By criminal information filed October 10, 2007, in Miller County Circuit Court,
appellant was charged with possession of cocaine. Appellant filed a motion to suppress the
cocaine from being introduced at trial, arguing that it had been seized in violation of his
constitutional right to be free from unreasonable searches and seizures under the Fourth and
Fourteenth Amendments to the United States Constitution, article 2, section 15 of the
Arkansas Constitution, and Arkansas Rules of Criminal Procedure 3.1 and 4.1 (2008).
Cite as 2009 Ark. App. 799
At issue in the suppression hearing was the validity of the traffic stop. Officer Todd
Harness of the Texarkana Police Department testified that he was patrolling at 2:00 a.m. on
the morning of appellant’s arrest. He turned behind appellant’s vehicle on Eastside Drive.
He noticed that appellant’s car began to slow, and when it approached the intersection of
Preston and Baltimore Street, the car began to slow and then speed up and then slow down.

Recorded information:

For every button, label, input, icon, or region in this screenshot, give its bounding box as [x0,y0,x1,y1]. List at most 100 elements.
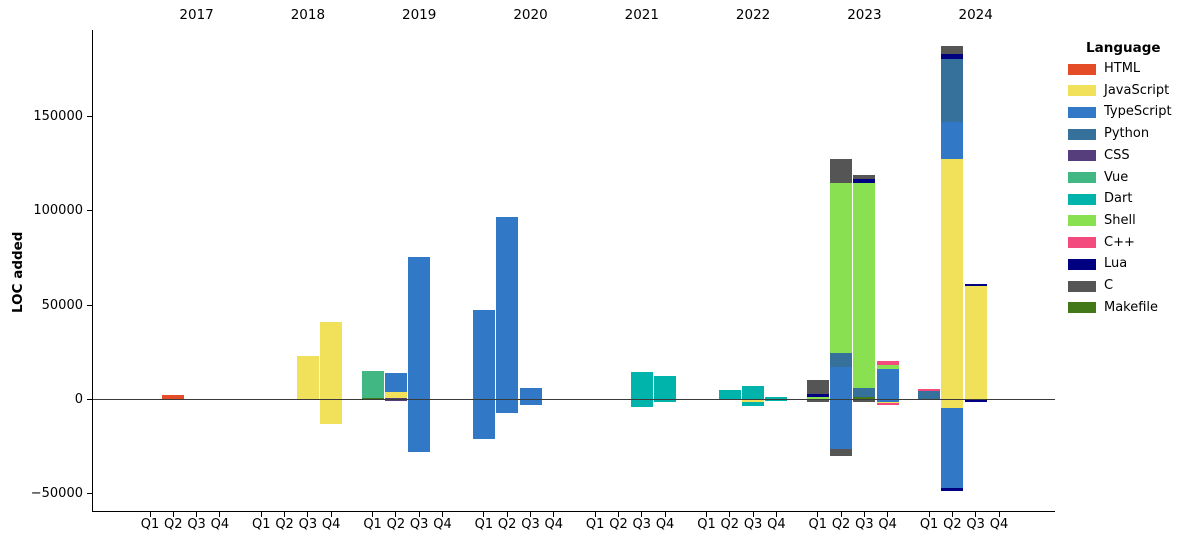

To be done:
**a)** List every constitutional provision and procedural rule that the court opinion excerpt says the appellant relied on in his motion to suppress.
**b)** According to the court opinion excerpt, at what time was Officer Todd Harness patrolling on the morning of the appellant's arrest?
**c)** Continue the court opinion excerpt from its last sentence.
The material has no connection to the court opinion excerpt.

Outputs for the tasks:
**a)**
- The Fourth Amendment to the United States Constitution
- The Fourteenth Amendment to the United States Constitution
- Article 2, section 15 of the Arkansas Constitution
- Arkansas Rule of Criminal Procedure 3.1
- Arkansas Rule of Criminal Procedure 4.1

**b)** 2:00 a.m.

**c)**
Ultimately, the car merged to the right-hand side of the road after it passed the intersection.
Officer Harness testified that this raised his suspicions because he was not sure what the
driver’s intentions were. He thought the car was going to turn, but instead, it sped up again
and then it again merged onto the side of the roadway. The second time it began to slow and
merge to the right side of the roadway caught Officer Harness’s attention. He stated that the
car again sped up and got back into the travel portion of the roadway, put its right blinker on,
and turned onto Park Street, which is not a through street. He stated that the erratic driving
led him to believe that the driver was unsure of exactly where he wanted to go. Also, he
stated that oftentimes people that are driving under the influence of alcohol or drugs tend to
exhibit those types of driving skills in the midst of negotiating a roadway or an intersection,
and oftentimes the alcohol or drug impairs their ability to drive safely. Because of his
suspicion, Officer Harness stopped appellant.
Officer Harness testified that appellant provided him with a wrong name. Appellant
told Officer Harness that his name was Marshall, but spelled it M-a-r-s-h-l-l. Appellant did
not have any identification with him, and was unable to recall his social-security number.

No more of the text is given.